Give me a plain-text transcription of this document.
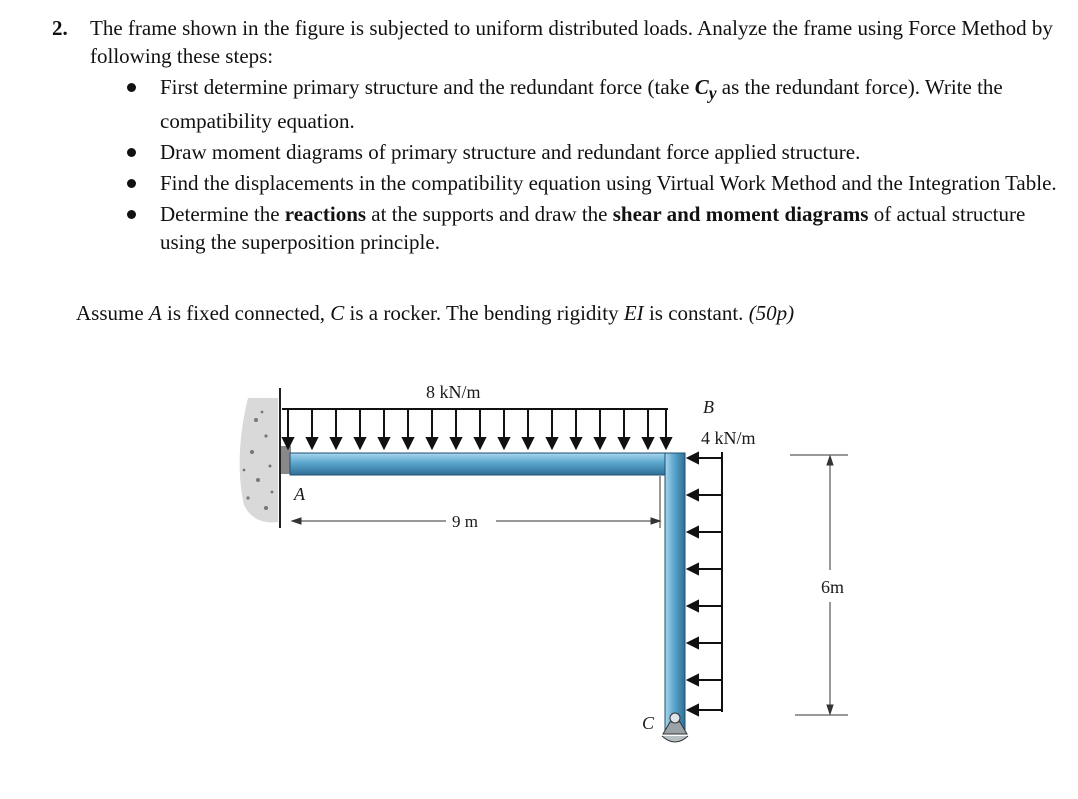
2. The frame shown in the figure is subjected to uniform distributed loads. Analyze the frame using Force Method by following these steps:
First determine primary structure and the redundant force (take $C_y$ as the redundant force). Write the compatibility equation.
Draw moment diagrams of primary structure and redundant force applied structure.
Find the displacements in the compatibility equation using Virtual Work Method and the Integration Table.
Determine the reactions at the supports and draw the shear and moment diagrams of actual structure using the superposition principle.
Assume A is fixed connected, C is a rocker. The bending rigidity EI is constant. (50p)
8 kN/m
4 kN/m
A
B
C
9 m
6m
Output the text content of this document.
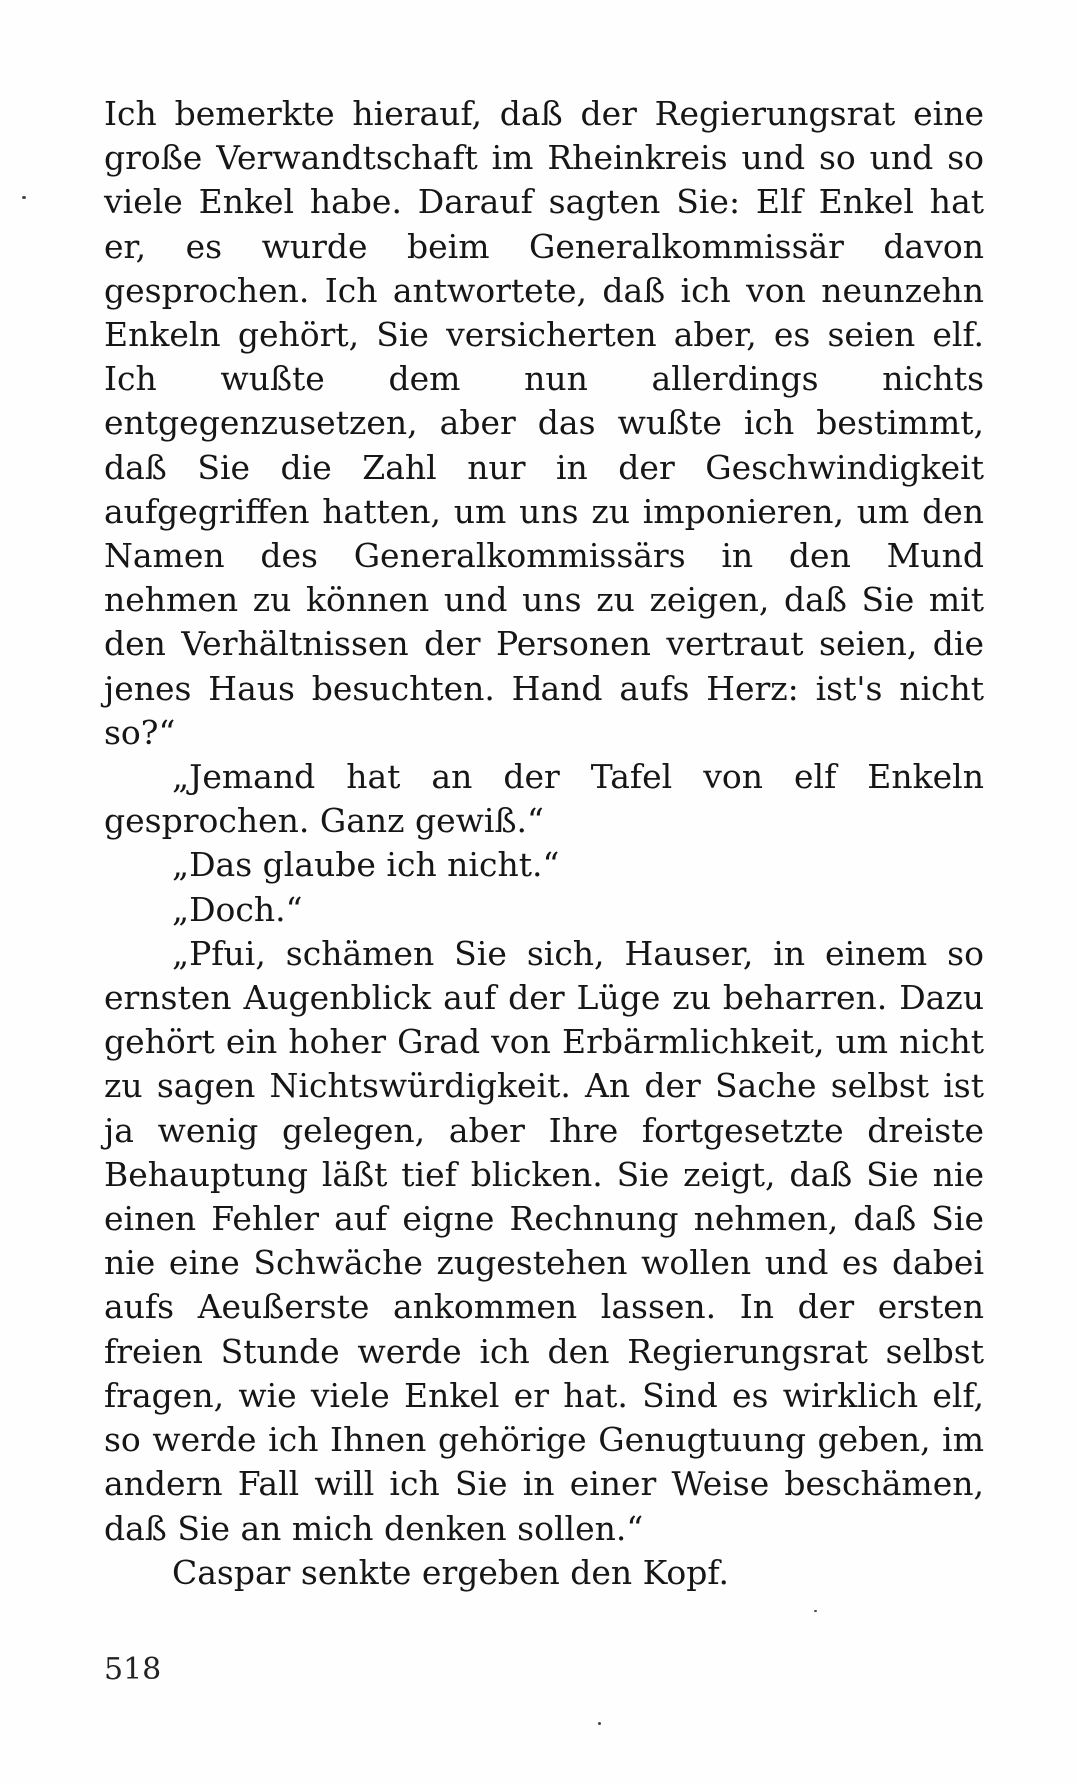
Ich bemerkte hierauf, daß der Regierungsrat eine große Verwandtschaft im Rheinkreis und so und so viele Enkel habe. Darauf sagten Sie: Elf Enkel hat er, es wurde beim Generalkommissär davon gesprochen. Ich antwortete, daß ich von neunzehn Enkeln gehört, Sie versicherten aber, es seien elf. Ich wußte dem nun allerdings nichts entgegenzusetzen, aber das wußte ich bestimmt, daß Sie die Zahl nur in der Geschwindigkeit aufgegriffen hatten, um uns zu imponieren, um den Namen des Generalkommissärs in den Mund nehmen zu können und uns zu zeigen, daß Sie mit den Verhältnissen der Personen vertraut seien, die jenes Haus besuchten. Hand aufs Herz: ist's nicht so?“

„Jemand hat an der Tafel von elf Enkeln gesprochen. Ganz gewiß.“

„Das glaube ich nicht.“

„Doch.“

„Pfui, schämen Sie sich, Hauser, in einem so ernsten Augenblick auf der Lüge zu beharren. Dazu gehört ein hoher Grad von Erbärmlichkeit, um nicht zu sagen Nichtswürdigkeit. An der Sache selbst ist ja wenig gelegen, aber Ihre fortgesetzte dreiste Behauptung läßt tief blicken. Sie zeigt, daß Sie nie einen Fehler auf eigne Rechnung nehmen, daß Sie nie eine Schwäche zugestehen wollen und es dabei aufs Aeußerste ankommen lassen. In der ersten freien Stunde werde ich den Regierungsrat selbst fragen, wie viele Enkel er hat. Sind es wirklich elf, so werde ich Ihnen gehörige Genugtuung geben, im andern Fall will ich Sie in einer Weise beschämen, daß Sie an mich denken sollen.“

Caspar senkte ergeben den Kopf.

518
☆ ☆ ☆ ☆
■ Task brief:
State how many lines in the entries above include the word "this"; reply with the number alone.

■ Worked solution:
2